**Text block**

-- Begin --

A History of PowerPC

IBM also says Screw you to intel by Erect+Horsecock · 2004-03-31 07:47 · Score: 4, Informative

IBM Also announced a ton of new PPC information and tech today at an event in new york. Opening up the ISA to third parties including Sony.

--
I hope you die painfully and alone.

Re:IBM also says Screw you to intel by Anonymous Coward · 2004-03-31 07:54 · Score: 4, Interesting

Sony?

Does this mean that ALL next-generation consoles (next Gamebuce, PS3 and Xbox2) will use a IBM chip?
Re:IBM also says Screw you to intel by bhtooefr · 2004-03-31 08:09 · Score: 4, Informative

If it's what I think it is, then Intel has been doing this since the 80386 (try VMWare, which uses your box's CPU in this way, then Bochs, which emulates an x86 CPU), Motorola (and therefore IBM, because of the AIM alliance) has been doing this since the PPC 601 (Mac-on-Linux only runs on PPCs, pretty damn obvious here, isn't it?), and it just goes on and on.

Big Endian by nycsubway · 2004-03-31 07:54 · Score: 4, Funny

I'm not a fan of big endian... or is it little endian... I dont remember, but I do know, if it's backwards, it's backwards because it's reverse of what I'm used to.

--
http://github.com/gbook/nidb

Re:Big Endian by Mattintosh · 2004-03-31 08:00 · Score: 5, Informative

PPC is big endian, which is normal.

X86 is little endian, which is chunked-up and backwards.

Example:
View the stored number 0x12345678.

Big endian: 12 34 56 78
Little endian: 78 56 34 12

Clear as mud?
Re:Big Endian by Anonymous Coward · 2004-03-31 08:20 · Score: 5, Informative

Big-endian appeals to people because they learned to do their base-10 arithmetic in big-endian fashion. The most significant digit is the first one encountered. It's habit.

Little-endian has some nice hardware properties, because it isn't necessary to change the address due to the size of the operand.

Big Endian:
uint32 src = 0x00001234; // at address 1000, say
uint32 dst1 = src; // fetch from 1000 to get 00001234
uint16 dst2 = src; // fetch from 1000 + 2 to get 1234

Little Endian:
uint32 src = 0x00001234; // at address 1000, say
uint32 dst1 = src; // fetch from 1000
uint16 dst2 = src; // fetch from 1000

The processor doesn't have to modify register values and funk around with shifting the data bus to perform different read and write sizes with a little-endian design. Expanding the data to 64 bits has no effect on existing code, whereas the big-endian case will have to change all the pointer values.

-- End --

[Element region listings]
-- Begin --

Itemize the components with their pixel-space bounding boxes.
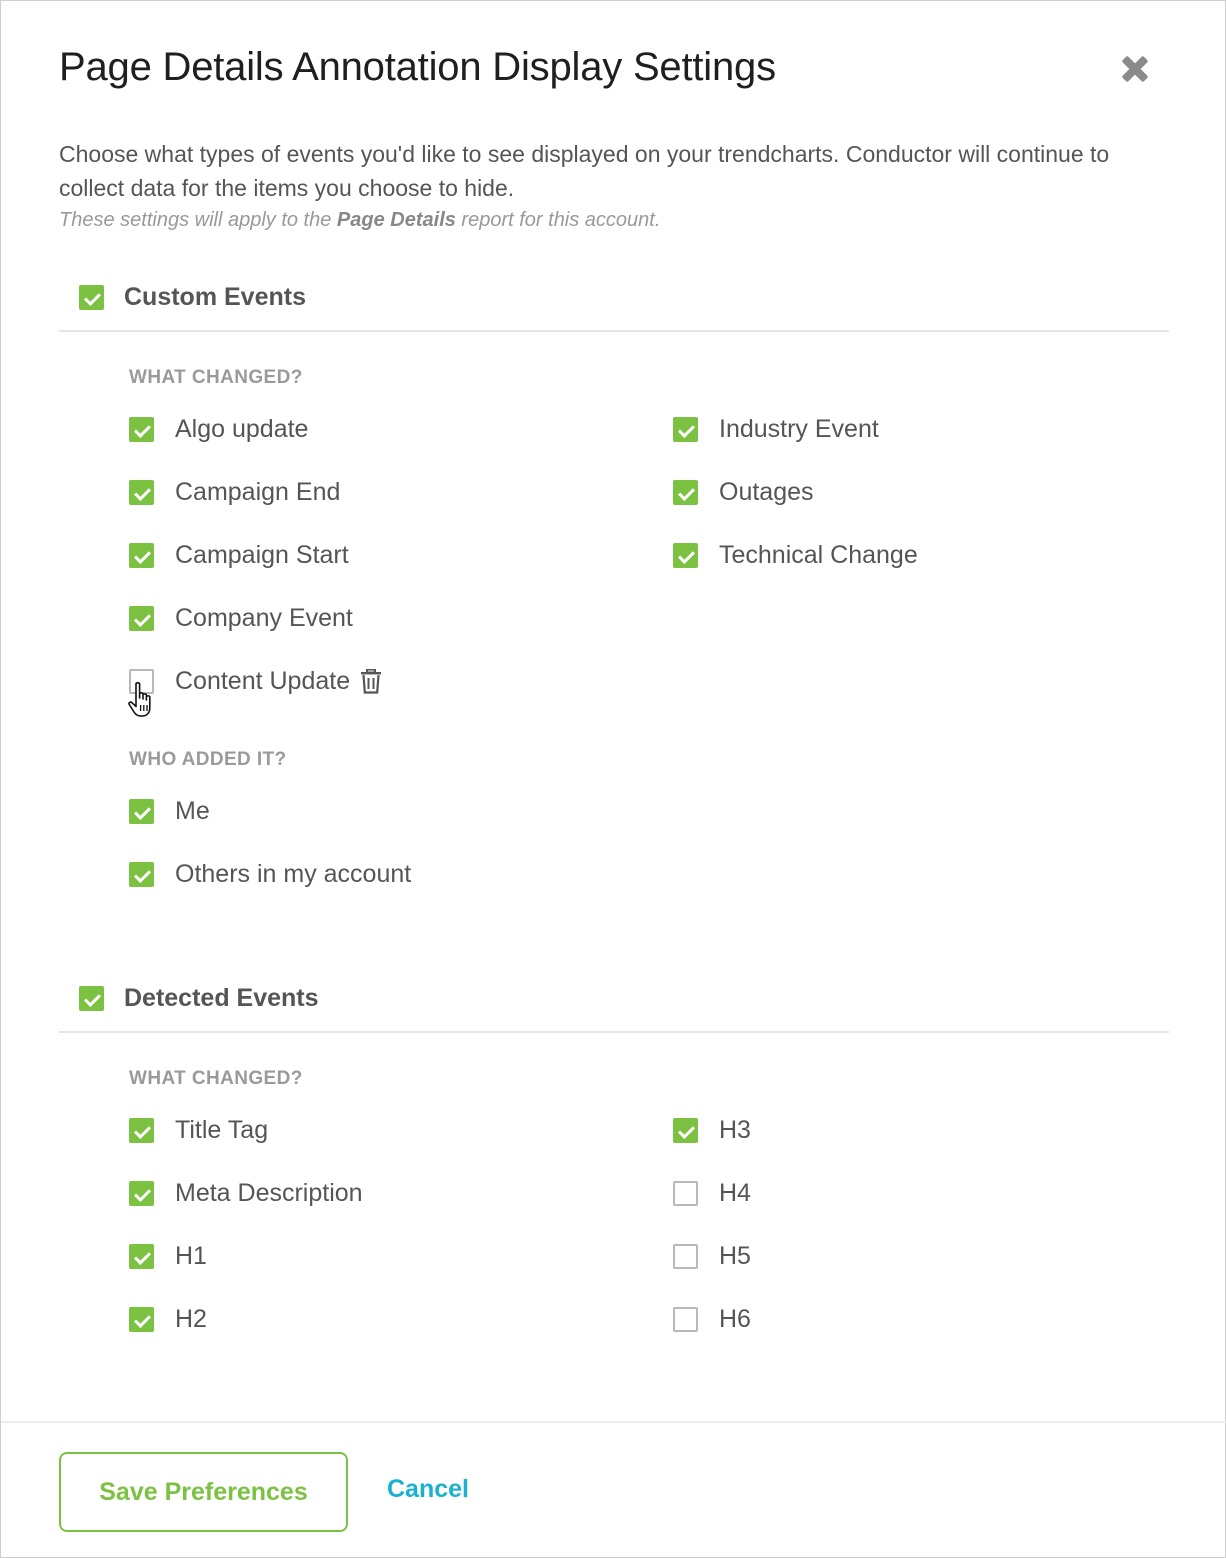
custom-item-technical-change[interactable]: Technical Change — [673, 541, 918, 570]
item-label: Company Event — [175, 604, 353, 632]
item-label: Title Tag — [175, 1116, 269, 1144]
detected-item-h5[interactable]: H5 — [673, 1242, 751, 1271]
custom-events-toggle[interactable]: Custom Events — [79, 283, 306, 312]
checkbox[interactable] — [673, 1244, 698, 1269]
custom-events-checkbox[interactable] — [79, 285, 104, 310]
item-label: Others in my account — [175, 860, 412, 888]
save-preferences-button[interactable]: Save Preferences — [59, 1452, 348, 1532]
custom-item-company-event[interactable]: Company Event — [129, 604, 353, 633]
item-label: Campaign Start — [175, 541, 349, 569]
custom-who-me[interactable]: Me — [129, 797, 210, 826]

-- End --

**Tasks for this exercise**
[a] In the PowerPC thread, what byte order is given for the stored number 0x12345678 in little endian?
[b] Repeat the PowerPC thread from "Re:IBM also says Screw you to intel by Anonymous" up to and including "goes on and on.".

**Correct answers**
[a] 78 56 34 12

[b]
Re:IBM also says Screw you to intel by Anonymous Coward · 2004-03-31 07:54 · Score: 4, Interesting

Sony?

Does this mean that ALL next-generation consoles (next Gamebuce, PS3 and Xbox2) will use a IBM chip?
Re:IBM also says Screw you to intel by bhtooefr · 2004-03-31 08:09 · Score: 4, Informative

If it's what I think it is, then Intel has been doing this since the 80386 (try VMWare, which uses your box's CPU in this way, then Bochs, which emulates an x86 CPU), Motorola (and therefore IBM, because of the AIM alliance) has been doing this since the PPC 601 (Mac-on-Linux only runs on PPCs, pretty damn obvious here, isn't it?), and it just goes on and on.